[TASK]
Check each line of the entries below for the string "просилъ" and state how many lines have it, with no other text.

Some records:
%%

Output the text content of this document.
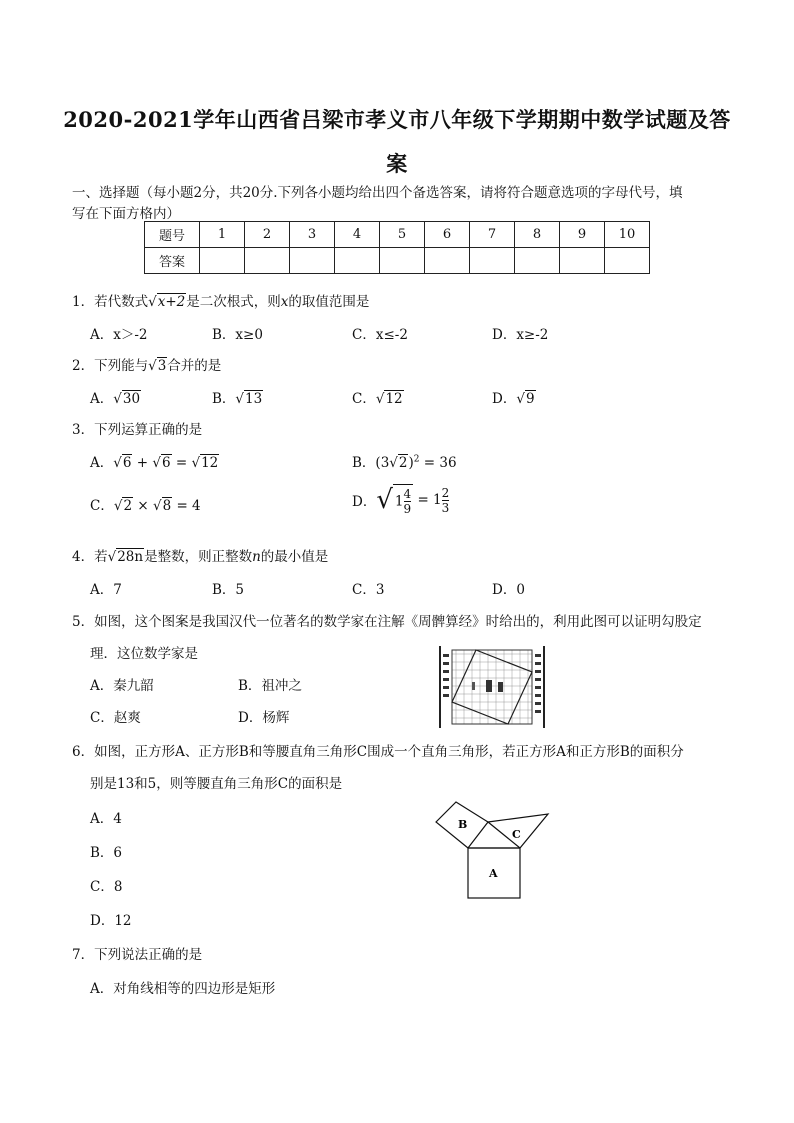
2020-2021学年山西省吕梁市孝义市八年级下学期期中数学试题及答
案
一、选择题（每小题2分，共20分.下列各小题均给出四个备选答案，请将符合题意选项的字母代号，填
写在下面方格内）
题号	1	2	3	4	5	6	7	8	9	10
答案										
1．若代数式√x+2是二次根式，则x的取值范围是
A．x＞-2	B．x≥0	C．x≤-2	D．x≥-2
2．下列能与√3合并的是
A．√30	B．√13	C．√12	D．√9
3．下列运算正确的是
A．√6 + √6 = √12	B．$(3√2)^2 = 36$
C．√2 × √8 = 4	D．√ $1 \frac{4}{9} = 1 \frac{2}{3}$
4．若√28n是整数，则正整数n的最小值是
A．7	B．5	C．3	D．0
5．如图，这个图案是我国汉代一位著名的数学家在注解《周髀算经》时给出的，利用此图可以证明勾股定
理．这位数学家是
A．秦九韶	B．祖冲之
C．赵爽	D．杨辉
6．如图，正方形A、正方形B和等腰直角三角形C围成一个直角三角形，若正方形A和正方形B的面积分
别是13和5，则等腰直角三角形C的面积是
A．4
B．6
C．8
D．12
B
C
A
7．下列说法正确的是
A．对角线相等的四边形是矩形
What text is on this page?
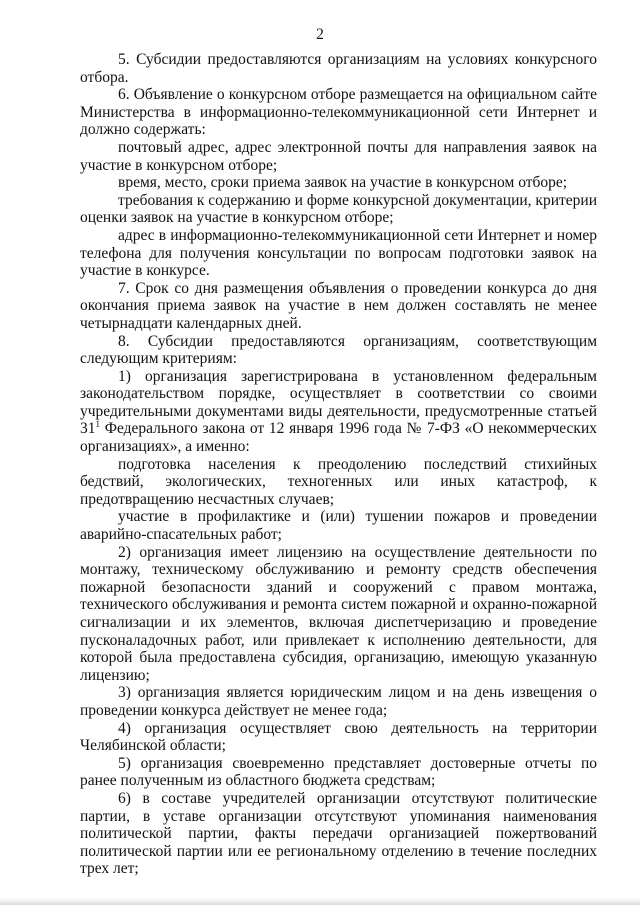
2

5. Субсидии предоставляются организациям на условиях конкурсного отбора.

6. Объявление о конкурсном отборе размещается на официальном сайте Министерства в информационно-телекоммуникационной сети Интернет и должно содержать:

почтовый адрес, адрес электронной почты для направления заявок на участие в конкурсном отборе;

время, место, сроки приема заявок на участие в конкурсном отборе;

требования к содержанию и форме конкурсной документации, критерии оценки заявок на участие в конкурсном отборе;

адрес в информационно-телекоммуникационной сети Интернет и номер телефона для получения консультации по вопросам подготовки заявок на участие в конкурсе.

7. Срок со дня размещения объявления о проведении конкурса до дня окончания приема заявок на участие в нем должен составлять не менее четырнадцати календарных дней.

8. Субсидии предоставляются организациям, соответствующим следующим критериям:

1) организация зарегистрирована в установленном федеральным законодательством порядке, осуществляет в соответствии со своими учредительными документами виды деятельности, предусмотренные статьей $31^1$ Федерального закона от 12 января 1996 года № 7-ФЗ «О некоммерческих организациях», а именно:

подготовка населения к преодолению последствий стихийных бедствий, экологических, техногенных или иных катастроф, к предотвращению несчастных случаев;

участие в профилактике и (или) тушении пожаров и проведении аварийно-спасательных работ;

2) организация имеет лицензию на осуществление деятельности по монтажу, техническому обслуживанию и ремонту средств обеспечения пожарной безопасности зданий и сооружений с правом монтажа, технического обслуживания и ремонта систем пожарной и охранно-пожарной сигнализации и их элементов, включая диспетчеризацию и проведение пусконаладочных работ, или привлекает к исполнению деятельности, для которой была предоставлена субсидия, организацию, имеющую указанную лицензию;

3) организация является юридическим лицом и на день извещения о проведении конкурса действует не менее года;

4) организация осуществляет свою деятельность на территории Челябинской области;

5) организация своевременно представляет достоверные отчеты по ранее полученным из областного бюджета средствам;

6) в составе учредителей организации отсутствуют политические партии, в уставе организации отсутствуют упоминания наименования политической партии, факты передачи организацией пожертвований политической партии или ее региональному отделению в течение последних трех лет;
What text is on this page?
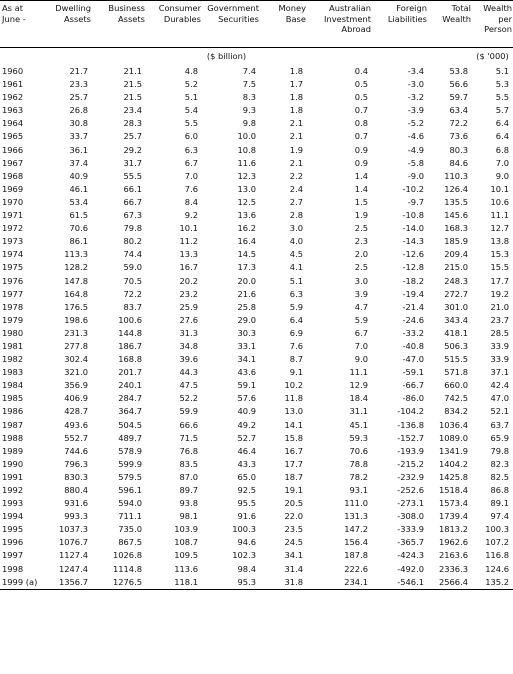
As at June -	Dwelling Assets	Business Assets	Consumer Durables	Government Securities	Money Base	Australian Investment Abroad	Foreign Liabilities	Total Wealth	Wealth per Person
			($ billion)						($ '000)
1960	21.7	21.1	4.8	7.4	1.8	0.4	-3.4	53.8	5.1
1961	23.3	21.5	5.2	7.5	1.7	0.5	-3.0	56.6	5.3
1962	25.7	21.5	5.1	8.3	1.8	0.5	-3.2	59.7	5.5
1963	26.8	23.4	5.4	9.3	1.8	0.7	-3.9	63.4	5.7
1964	30.8	28.3	5.5	9.8	2.1	0.8	-5.2	72.2	6.4
1965	33.7	25.7	6.0	10.0	2.1	0.7	-4.6	73.6	6.4
1966	36.1	29.2	6.3	10.8	1.9	0.9	-4.9	80.3	6.8
1967	37.4	31.7	6.7	11.6	2.1	0.9	-5.8	84.6	7.0
1968	40.9	55.5	7.0	12.3	2.2	1.4	-9.0	110.3	9.0
1969	46.1	66.1	7.6	13.0	2.4	1.4	-10.2	126.4	10.1
1970	53.4	66.7	8.4	12.5	2.7	1.5	-9.7	135.5	10.6
1971	61.5	67.3	9.2	13.6	2.8	1.9	-10.8	145.6	11.1
1972	70.6	79.8	10.1	16.2	3.0	2.5	-14.0	168.3	12.7
1973	86.1	80.2	11.2	16.4	4.0	2.3	-14.3	185.9	13.8
1974	113.3	74.4	13.3	14.5	4.5	2.0	-12.6	209.4	15.3
1975	128.2	59.0	16.7	17.3	4.1	2.5	-12.8	215.0	15.5
1976	147.8	70.5	20.2	20.0	5.1	3.0	-18.2	248.3	17.7
1977	164.8	72.2	23.2	21.6	6.3	3.9	-19.4	272.7	19.2
1978	176.5	83.7	25.9	25.8	5.9	4.7	-21.4	301.0	21.0
1979	198.6	100.6	27.6	29.0	6.4	5.9	-24.6	343.4	23.7
1980	231.3	144.8	31.3	30.3	6.9	6.7	-33.2	418.1	28.5
1981	277.8	186.7	34.8	33.1	7.6	7.0	-40.8	506.3	33.9
1982	302.4	168.8	39.6	34.1	8.7	9.0	-47.0	515.5	33.9
1983	321.0	201.7	44.3	43.6	9.1	11.1	-59.1	571.8	37.1
1984	356.9	240.1	47.5	59.1	10.2	12.9	-66.7	660.0	42.4
1985	406.9	284.7	52.2	57.6	11.8	18.4	-86.0	742.5	47.0
1986	428.7	364.7	59.9	40.9	13.0	31.1	-104.2	834.2	52.1
1987	493.6	504.5	66.6	49.2	14.1	45.1	-136.8	1036.4	63.7
1988	552.7	489.7	71.5	52.7	15.8	59.3	-152.7	1089.0	65.9
1989	744.6	578.9	76.8	46.4	16.7	70.6	-193.9	1341.9	79.8
1990	796.3	599.9	83.5	43.3	17.7	78.8	-215.2	1404.2	82.3
1991	830.3	579.5	87.0	65.0	18.7	78.2	-232.9	1425.8	82.5
1992	880.4	596.1	89.7	92.5	19.1	93.1	-252.6	1518.4	86.8
1993	931.6	594.0	93.8	95.5	20.5	111.0	-273.1	1573.4	89.1
1994	993.3	711.1	98.1	91.6	22.0	131.3	-308.0	1739.4	97.4
1995	1037.3	735.0	103.9	100.3	23.5	147.2	-333.9	1813.2	100.3
1996	1076.7	867.5	108.7	94.6	24.5	156.4	-365.7	1962.6	107.2
1997	1127.4	1026.8	109.5	102.3	34.1	187.8	-424.3	2163.6	116.8
1998	1247.4	1114.8	113.6	98.4	31.4	222.6	-492.0	2336.3	124.6
1999 (a)	1356.7	1276.5	118.1	95.3	31.8	234.1	-546.1	2566.4	135.2
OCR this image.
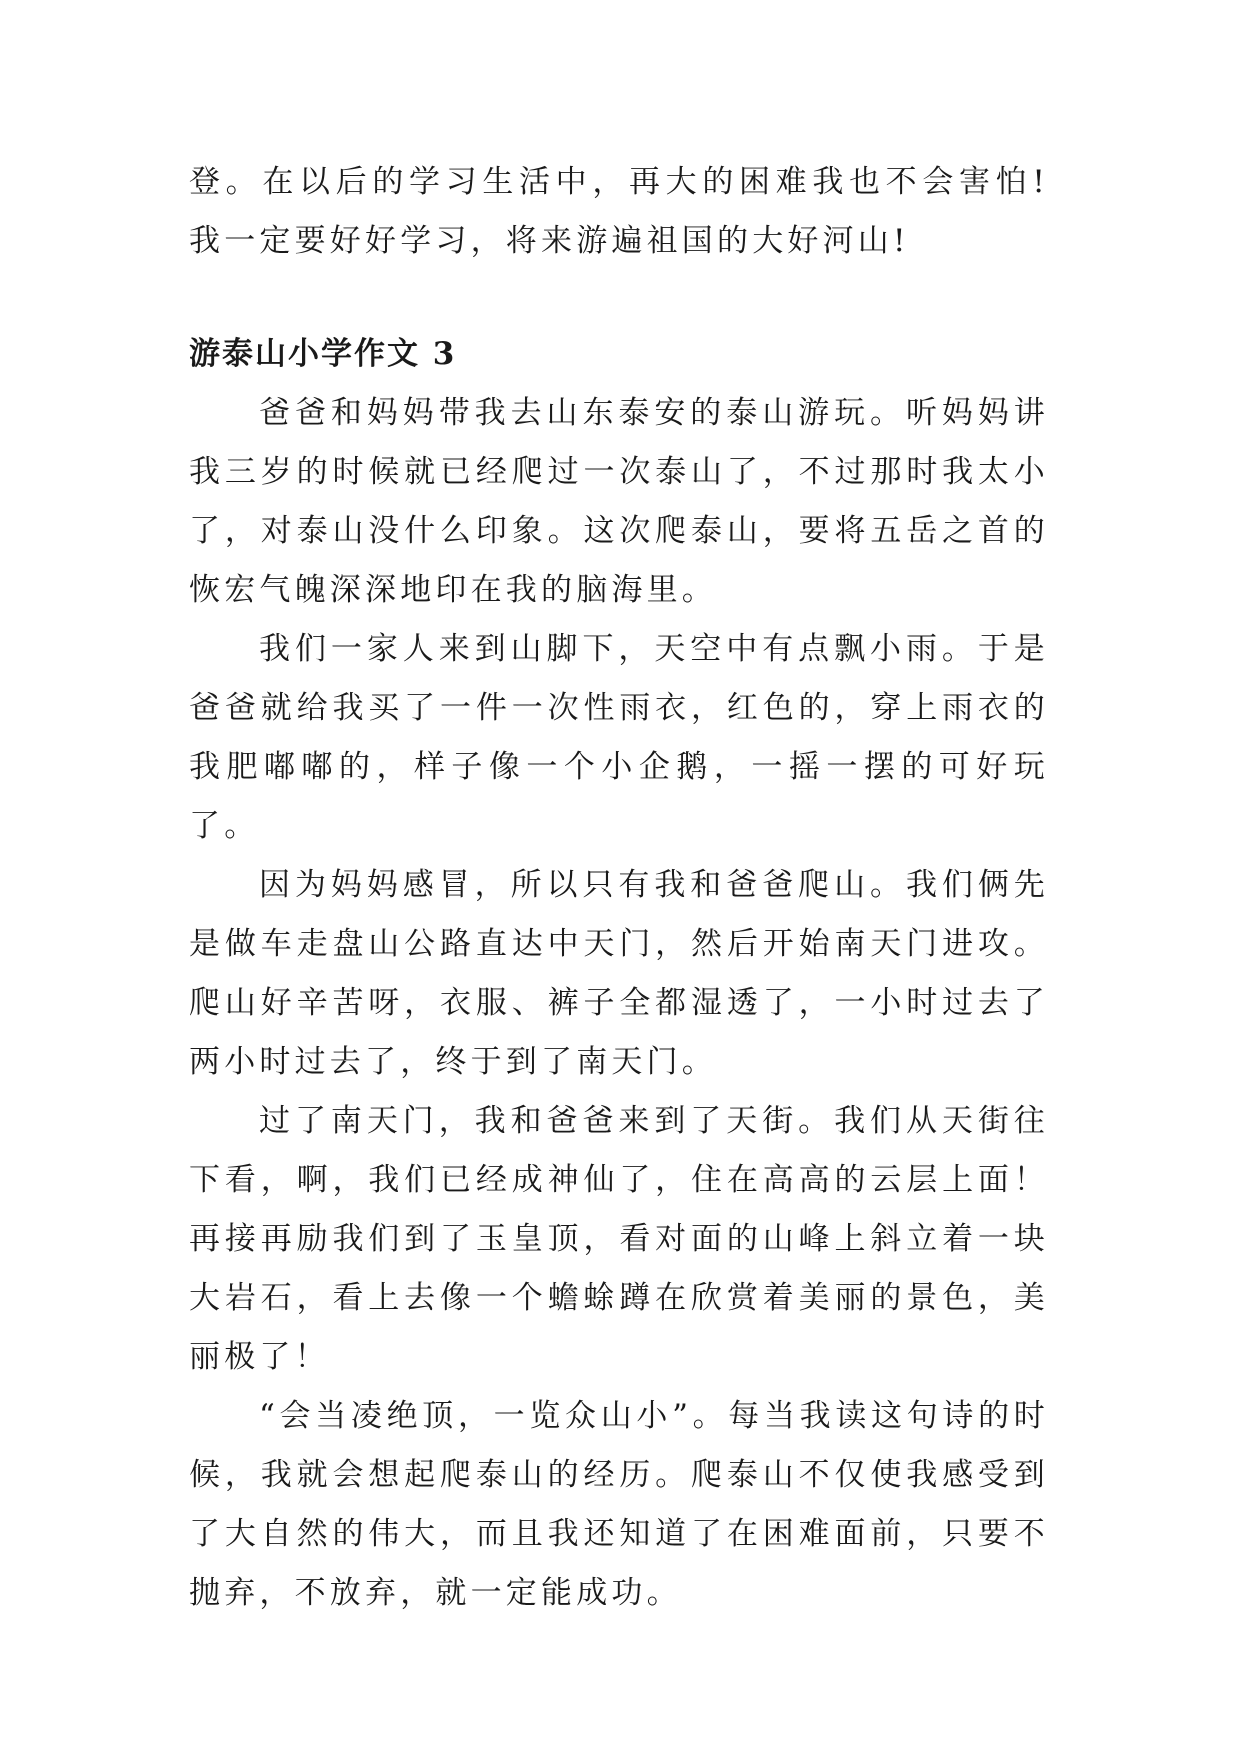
登。在以后的学习生活中，再大的困难我也不会害怕!我一定要好好学习，将来游遍祖国的大好河山!

游泰山小学作文 3

爸爸和妈妈带我去山东泰安的泰山游玩。听妈妈讲我三岁的时候就已经爬过一次泰山了，不过那时我太小了，对泰山没什么印象。这次爬泰山，要将五岳之首的恢宏气魄深深地印在我的脑海里。

我们一家人来到山脚下，天空中有点飘小雨。于是爸爸就给我买了一件一次性雨衣，红色的，穿上雨衣的我肥嘟嘟的，样子像一个小企鹅，一摇一摆的可好玩了。

因为妈妈感冒，所以只有我和爸爸爬山。我们俩先是做车走盘山公路直达中天门，然后开始南天门进攻。爬山好辛苦呀，衣服、裤子全都湿透了，一小时过去了两小时过去了，终于到了南天门。

过了南天门，我和爸爸来到了天街。我们从天街往下看，啊，我们已经成神仙了，住在高高的云层上面！再接再励我们到了玉皇顶，看对面的山峰上斜立着一块大岩石，看上去像一个蟾蜍蹲在欣赏着美丽的景色，美丽极了！

“会当凌绝顶，一览众山小”。每当我读这句诗的时候，我就会想起爬泰山的经历。爬泰山不仅使我感受到了大自然的伟大，而且我还知道了在困难面前，只要不抛弃，不放弃，就一定能成功。
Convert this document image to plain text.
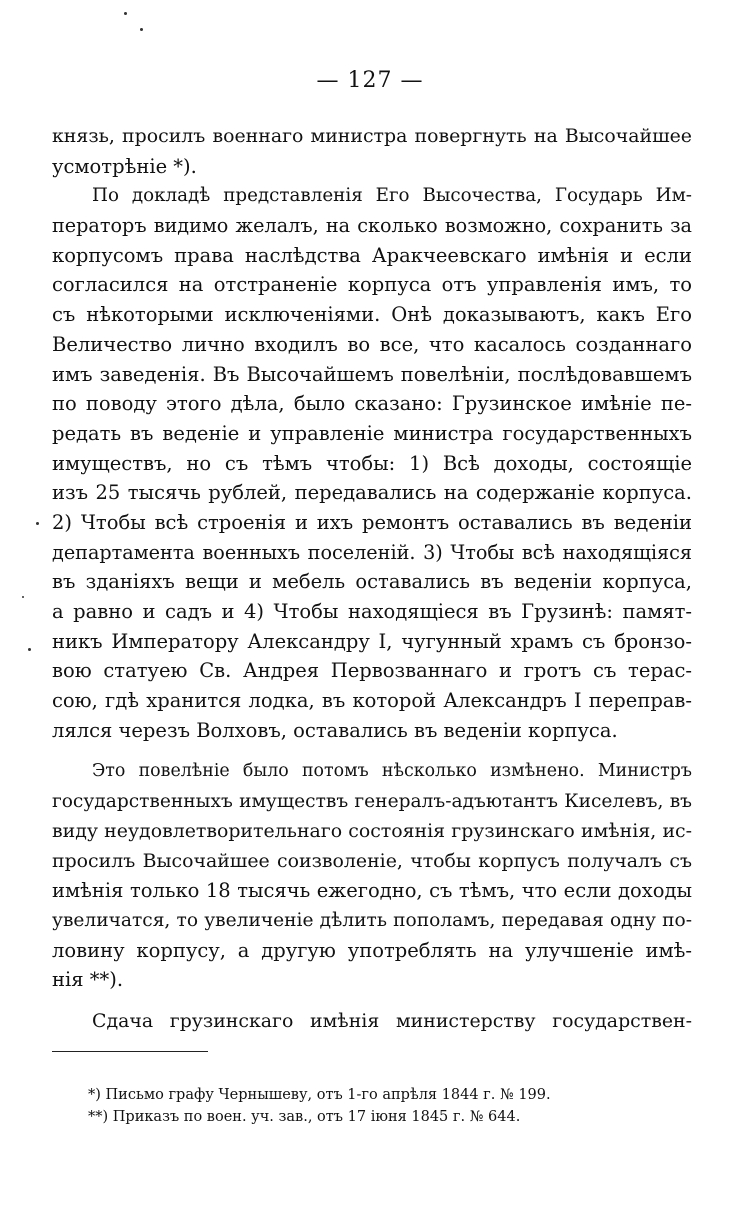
— 127 —
князь, просилъ военнаго министра повергнуть на Высочайшее
усмотрѣніе *).
По докладѣ представленія Его Высочества, Государь Им-
ператоръ видимо желалъ, на сколько возможно, сохранить за
корпусомъ права наслѣдства Аракчеевскаго имѣнія и если
согласился на отстраненіе корпуса отъ управленія имъ, то
съ нѣкоторыми исключеніями. Онѣ доказываютъ, какъ Его
Величество лично входилъ во все, что касалось созданнаго
имъ заведенія. Въ Высочайшемъ повелѣніи, послѣдовавшемъ
по поводу этого дѣла, было сказано: Грузинское имѣніе пе-
редать въ веденіе и управленіе министра государственныхъ
имуществъ, но съ тѣмъ чтобы: 1) Всѣ доходы, состоящіе
изъ 25 тысячь рублей, передавались на содержаніе корпуса.
2) Чтобы всѣ строенія и ихъ ремонтъ оставались въ веденіи
департамента военныхъ поселеній. 3) Чтобы всѣ находящіяся
въ зданіяхъ вещи и мебель оставались въ веденіи корпуса,
а равно и садъ и 4) Чтобы находящіеся въ Грузинѣ: памят-
никъ Императору Александру I, чугунный храмъ съ бронзо-
вою статуею Св. Андрея Первозваннаго и гротъ съ терас-
сою, гдѣ хранится лодка, въ которой Александръ I переправ-
лялся черезъ Волховъ, оставались въ веденіи корпуса.
Это повелѣніе было потомъ нѣсколько измѣнено. Министръ
государственныхъ имуществъ генералъ-адъютантъ Киселевъ, въ
виду неудовлетворительнаго состоянія грузинскаго имѣнія, ис-
просилъ Высочайшее соизволеніе, чтобы корпусъ получалъ съ
имѣнія только 18 тысячь ежегодно, съ тѣмъ, что если доходы
увеличатся, то увеличеніе дѣлить пополамъ, передавая одну по-
ловину корпусу, а другую употреблять на улучшеніе имѣ-
нія **).
Сдача грузинскаго имѣнія министерству государствен-
*) Письмо графу Чернышеву, отъ 1-го апрѣля 1844 г. № 199.
**) Приказъ по воен. уч. зав., отъ 17 іюня 1845 г. № 644.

%%

[TASK SOLUTION]
2